(A run of records)
################
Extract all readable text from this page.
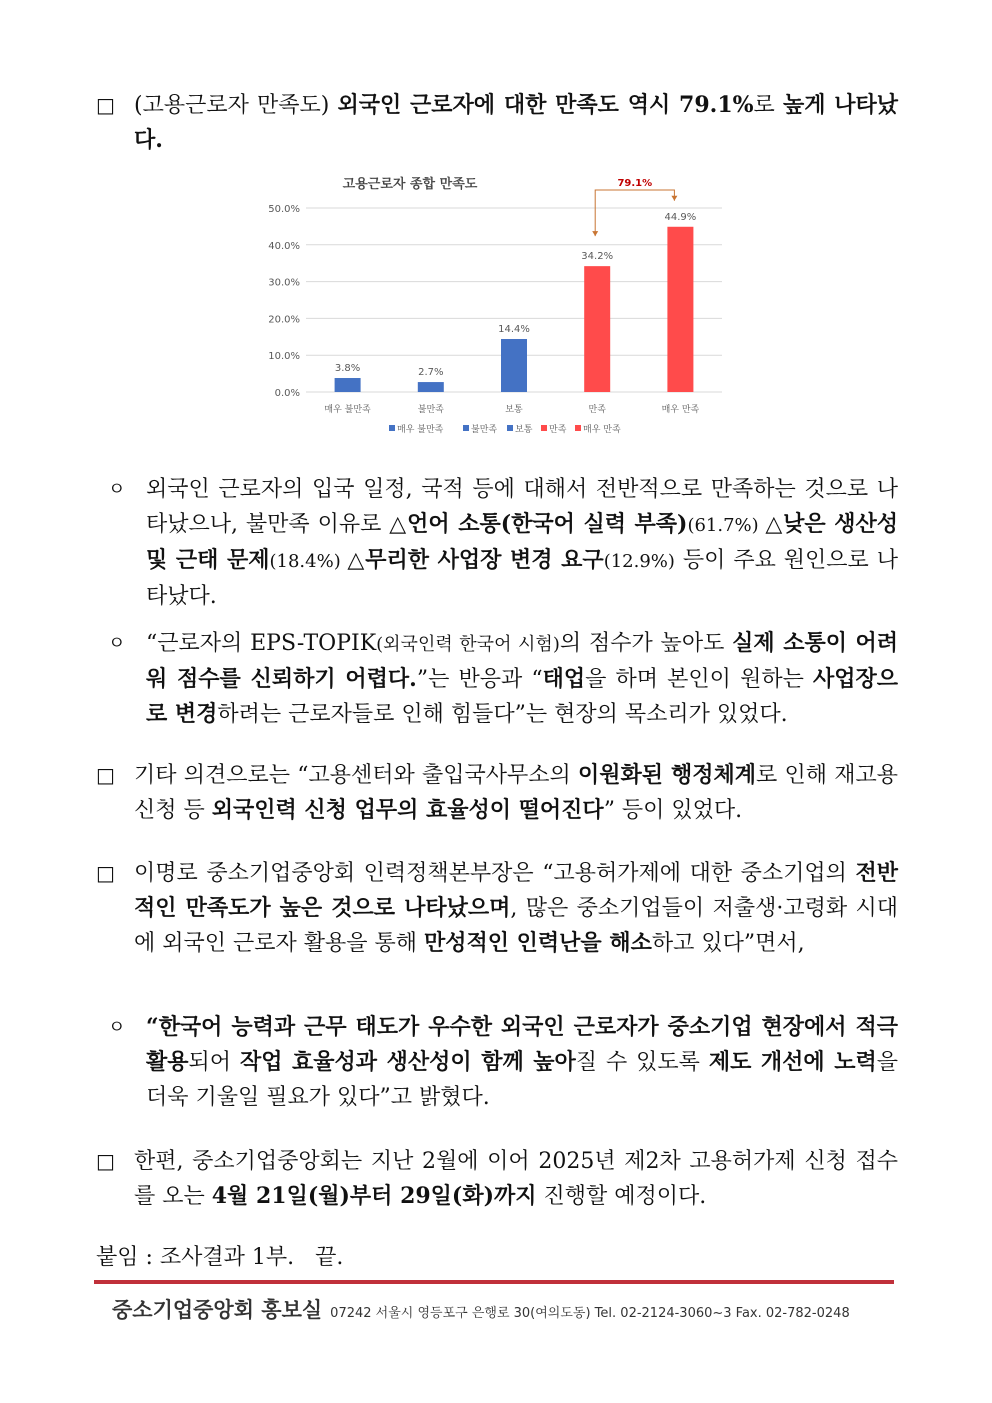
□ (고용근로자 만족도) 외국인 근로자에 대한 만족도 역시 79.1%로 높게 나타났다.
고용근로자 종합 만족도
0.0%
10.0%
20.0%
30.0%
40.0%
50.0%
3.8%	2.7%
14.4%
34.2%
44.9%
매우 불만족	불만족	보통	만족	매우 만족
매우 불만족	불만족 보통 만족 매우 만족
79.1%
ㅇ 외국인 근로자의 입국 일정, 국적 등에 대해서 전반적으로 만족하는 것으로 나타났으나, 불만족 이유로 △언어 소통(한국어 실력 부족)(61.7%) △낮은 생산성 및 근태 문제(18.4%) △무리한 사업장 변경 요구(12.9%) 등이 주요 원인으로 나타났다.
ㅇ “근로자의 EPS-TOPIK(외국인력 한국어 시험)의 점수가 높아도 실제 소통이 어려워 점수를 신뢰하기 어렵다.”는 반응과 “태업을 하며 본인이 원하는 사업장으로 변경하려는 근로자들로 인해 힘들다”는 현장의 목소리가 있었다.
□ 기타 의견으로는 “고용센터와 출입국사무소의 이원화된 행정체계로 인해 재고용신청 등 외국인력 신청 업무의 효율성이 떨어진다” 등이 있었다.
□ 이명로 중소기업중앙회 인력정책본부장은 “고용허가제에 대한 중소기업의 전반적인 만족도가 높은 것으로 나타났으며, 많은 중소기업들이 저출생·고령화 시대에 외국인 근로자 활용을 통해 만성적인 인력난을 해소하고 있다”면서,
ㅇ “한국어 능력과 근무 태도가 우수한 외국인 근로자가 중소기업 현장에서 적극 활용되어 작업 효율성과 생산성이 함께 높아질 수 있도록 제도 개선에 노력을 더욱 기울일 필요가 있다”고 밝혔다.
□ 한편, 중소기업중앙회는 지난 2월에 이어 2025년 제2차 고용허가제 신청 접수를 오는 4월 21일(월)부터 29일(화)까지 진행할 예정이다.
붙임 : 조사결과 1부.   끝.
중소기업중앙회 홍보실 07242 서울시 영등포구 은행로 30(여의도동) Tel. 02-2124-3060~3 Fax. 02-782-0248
################
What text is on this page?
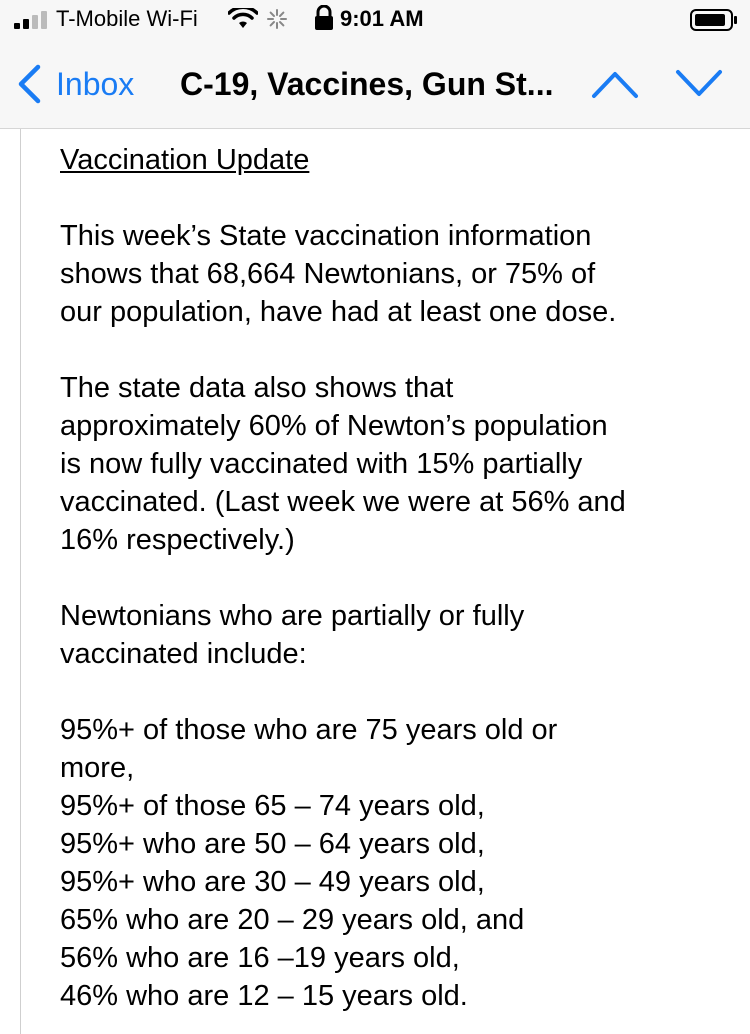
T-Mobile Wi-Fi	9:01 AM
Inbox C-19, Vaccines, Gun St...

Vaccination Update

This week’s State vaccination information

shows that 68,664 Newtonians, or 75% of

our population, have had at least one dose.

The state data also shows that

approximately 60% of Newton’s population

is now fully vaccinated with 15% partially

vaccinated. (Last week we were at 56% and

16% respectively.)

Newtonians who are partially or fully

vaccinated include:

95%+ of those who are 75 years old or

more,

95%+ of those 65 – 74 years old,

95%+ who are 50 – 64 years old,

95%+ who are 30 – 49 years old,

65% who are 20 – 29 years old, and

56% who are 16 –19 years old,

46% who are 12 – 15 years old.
################
Task to carry out - Identify the lines of the data that contain the word "Newtonians". Copy each of them.

Expected answer -
shows that 68,664 Newtonians, or 75% of
Newtonians who are partially or fully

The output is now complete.